• **SÉRIE D'EXERCICES**:
a - Recopiez à l'identique le passage de l'extrait sur Rodin et les bacchantes, en commençant aux mots « Finalement, cette vision » et en vous arrêtant après « Le saviez-vous ? ».
b - Répondez brièvement aux questions suivantes sur l'extrait consacré à Rodin et aux bacchantes :
(i) Quel détail physique relie la figure dominante à une créature infernale ?
(ii) Pour quel ami Rodin a-t-il réalisé cette pièce ?
(iii) Selon la rubrique « Le saviez-vous ? », de quel dieu les bacchantes sont-elles les servantes ?

• **EXTRAIT CHOISI**:
——————————
Ici, il n’est pas question de visage, les deux personnages ne sont pas des êtres particuliers, mais des symboles. Elles témoignent d’une société où la femme est objet de pulsions, mystérieuse, et presque dangereuse. Les jambes poilues de la figure dominante la relient d’ailleurs à une créature infernale, diabolique. Deux êtres qui à force d’étreinte pourraient bien ne faire plus qu’un. Nous voici donc, à travers cette sculpture d’apparence innocente, de retour dans les bacchanales, où les fidèles de Bacchus provoquent la folie et la démesure, ralliant à eux leurs « proies », afin de profiter ensemble de l’extase.

 

 

 

Délire créateur :

Finalement, cette vision des femmes en servantes aux pulsions dévastatrices et à l’amour démesuré pour le dieu de l’ivresse a beaucoup inspiré Rodin. A travers la réalisation de cette pièce pour son ami Monet, il se retrouve malgré lui au milieu des bacchanales, pris d’une puissante inspiration créatrice. Il crée là une pièce maîtresse de sa collection, puisque cette oeuvre est par la suite devenue son point d’appui pour la création de La Mort d’Adonis (1894), et figurera même sur la Porte des Enfers (1887), les bacchantes se faisant dignes représentantes d’un démon à la tête cornue…

Le saviez-vous ?

Les bacchantes sont, dans la mythologie romaine, les servantes du dieu Bacchus. Des prêtresses, accompagnant le Dieu dans son cortège, enivrées des liqueurs, déclenchant tour à tour extase, délires, passions charnelles et autres interdits. Une figure féminine hautement inspirante pour des artistes qui ne craignaient pas la censure.
——————————
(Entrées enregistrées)
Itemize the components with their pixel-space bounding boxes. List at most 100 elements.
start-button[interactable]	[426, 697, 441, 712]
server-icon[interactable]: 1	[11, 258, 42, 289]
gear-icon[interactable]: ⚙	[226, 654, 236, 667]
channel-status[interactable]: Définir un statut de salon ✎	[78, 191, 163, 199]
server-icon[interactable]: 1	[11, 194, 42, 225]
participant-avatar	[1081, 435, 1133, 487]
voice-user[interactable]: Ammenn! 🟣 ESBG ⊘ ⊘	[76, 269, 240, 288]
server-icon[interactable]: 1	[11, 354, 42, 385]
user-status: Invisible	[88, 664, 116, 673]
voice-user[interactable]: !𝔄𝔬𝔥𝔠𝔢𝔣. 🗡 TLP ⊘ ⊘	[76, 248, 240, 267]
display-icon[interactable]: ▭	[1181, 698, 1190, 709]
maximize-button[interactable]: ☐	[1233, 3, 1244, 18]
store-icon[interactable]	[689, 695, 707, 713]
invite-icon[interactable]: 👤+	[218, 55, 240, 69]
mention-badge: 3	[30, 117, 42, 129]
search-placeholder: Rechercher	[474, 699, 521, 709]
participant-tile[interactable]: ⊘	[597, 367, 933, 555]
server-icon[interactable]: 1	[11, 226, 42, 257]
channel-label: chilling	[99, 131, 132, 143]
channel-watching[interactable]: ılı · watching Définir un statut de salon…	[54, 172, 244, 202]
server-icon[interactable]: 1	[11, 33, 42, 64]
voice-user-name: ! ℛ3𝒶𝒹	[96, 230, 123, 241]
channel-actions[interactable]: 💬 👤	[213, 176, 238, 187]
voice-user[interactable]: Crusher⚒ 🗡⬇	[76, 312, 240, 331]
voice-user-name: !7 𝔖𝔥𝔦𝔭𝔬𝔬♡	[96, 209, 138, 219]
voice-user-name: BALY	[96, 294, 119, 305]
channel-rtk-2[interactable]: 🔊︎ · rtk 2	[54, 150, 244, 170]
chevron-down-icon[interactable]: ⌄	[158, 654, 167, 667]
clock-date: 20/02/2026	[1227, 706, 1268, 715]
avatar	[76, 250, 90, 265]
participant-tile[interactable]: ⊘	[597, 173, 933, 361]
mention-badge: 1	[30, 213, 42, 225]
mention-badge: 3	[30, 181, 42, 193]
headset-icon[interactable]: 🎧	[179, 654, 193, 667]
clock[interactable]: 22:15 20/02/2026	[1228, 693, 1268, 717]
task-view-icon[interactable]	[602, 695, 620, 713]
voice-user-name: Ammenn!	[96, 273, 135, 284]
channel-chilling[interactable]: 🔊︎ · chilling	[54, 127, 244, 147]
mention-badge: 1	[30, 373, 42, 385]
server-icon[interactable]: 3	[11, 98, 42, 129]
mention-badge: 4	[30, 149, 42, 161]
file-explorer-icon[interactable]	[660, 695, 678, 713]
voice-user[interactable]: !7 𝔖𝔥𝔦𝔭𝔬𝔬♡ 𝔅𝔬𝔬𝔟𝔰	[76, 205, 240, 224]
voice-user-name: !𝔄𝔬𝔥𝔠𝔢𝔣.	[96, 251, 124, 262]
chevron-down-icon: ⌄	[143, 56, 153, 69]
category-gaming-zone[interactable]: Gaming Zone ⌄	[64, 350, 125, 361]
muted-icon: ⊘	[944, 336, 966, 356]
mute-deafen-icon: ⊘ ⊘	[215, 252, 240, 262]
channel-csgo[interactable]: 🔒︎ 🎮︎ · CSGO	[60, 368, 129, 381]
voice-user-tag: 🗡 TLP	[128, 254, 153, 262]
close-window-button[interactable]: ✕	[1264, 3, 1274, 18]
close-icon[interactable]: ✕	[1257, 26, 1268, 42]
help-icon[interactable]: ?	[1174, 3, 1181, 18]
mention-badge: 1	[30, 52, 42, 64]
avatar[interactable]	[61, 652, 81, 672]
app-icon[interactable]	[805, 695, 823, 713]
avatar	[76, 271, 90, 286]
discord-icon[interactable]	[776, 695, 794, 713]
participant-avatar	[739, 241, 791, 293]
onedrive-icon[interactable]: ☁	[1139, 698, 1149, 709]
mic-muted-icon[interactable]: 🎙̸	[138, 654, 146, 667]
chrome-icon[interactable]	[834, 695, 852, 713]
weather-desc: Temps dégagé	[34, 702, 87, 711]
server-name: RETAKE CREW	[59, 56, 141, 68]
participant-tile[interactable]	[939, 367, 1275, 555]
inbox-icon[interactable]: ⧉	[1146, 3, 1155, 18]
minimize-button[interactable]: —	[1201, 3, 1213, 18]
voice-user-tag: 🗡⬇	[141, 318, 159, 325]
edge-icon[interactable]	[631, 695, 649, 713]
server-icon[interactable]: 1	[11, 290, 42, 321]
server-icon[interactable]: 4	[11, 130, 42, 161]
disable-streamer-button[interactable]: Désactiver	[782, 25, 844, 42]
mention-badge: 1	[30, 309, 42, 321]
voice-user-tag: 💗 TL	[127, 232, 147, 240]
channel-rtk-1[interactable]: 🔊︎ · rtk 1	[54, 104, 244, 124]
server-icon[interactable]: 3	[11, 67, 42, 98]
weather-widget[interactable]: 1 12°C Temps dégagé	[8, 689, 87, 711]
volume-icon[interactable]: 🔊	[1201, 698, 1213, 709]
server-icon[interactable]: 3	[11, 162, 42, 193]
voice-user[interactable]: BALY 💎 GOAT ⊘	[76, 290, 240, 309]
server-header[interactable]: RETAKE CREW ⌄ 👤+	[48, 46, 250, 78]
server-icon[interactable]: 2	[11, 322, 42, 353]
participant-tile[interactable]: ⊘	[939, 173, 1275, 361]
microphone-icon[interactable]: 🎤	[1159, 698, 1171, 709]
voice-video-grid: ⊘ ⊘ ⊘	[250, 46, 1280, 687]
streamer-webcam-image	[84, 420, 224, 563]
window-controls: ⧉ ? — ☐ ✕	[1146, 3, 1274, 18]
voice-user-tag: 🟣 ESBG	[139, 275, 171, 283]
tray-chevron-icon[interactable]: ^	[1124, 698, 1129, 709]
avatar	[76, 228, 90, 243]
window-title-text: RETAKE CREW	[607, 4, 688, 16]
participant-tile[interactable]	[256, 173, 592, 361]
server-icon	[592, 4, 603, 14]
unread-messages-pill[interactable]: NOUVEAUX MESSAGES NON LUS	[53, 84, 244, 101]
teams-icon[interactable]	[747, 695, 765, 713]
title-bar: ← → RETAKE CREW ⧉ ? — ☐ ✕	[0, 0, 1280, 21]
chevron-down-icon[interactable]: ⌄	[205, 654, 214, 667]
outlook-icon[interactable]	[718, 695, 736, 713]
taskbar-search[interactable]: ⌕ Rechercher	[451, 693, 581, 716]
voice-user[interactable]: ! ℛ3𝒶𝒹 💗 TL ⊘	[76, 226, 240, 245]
——————————
• **EXERCICES CORRIGÉS**:
a -
Finalement, cette vision des femmes en servantes aux pulsions dévastatrices et à l’amour démesuré pour le dieu de l’ivresse a beaucoup inspiré Rodin. A travers la réalisation de cette pièce pour son ami Monet, il se retrouve malgré lui au milieu des bacchanales, pris d’une puissante inspiration créatrice. Il crée là une pièce maîtresse de sa collection, puisque cette oeuvre est par la suite devenue son point d’appui pour la création de La Mort d’Adonis (1894), et figurera même sur la Porte des Enfers (1887), les bacchantes se faisant dignes représentantes d’un démon à la tête cornue…

Le saviez-vous ?

b -
(i) Ses jambes poilues.
(ii) Monet.
(iii) Bacchus.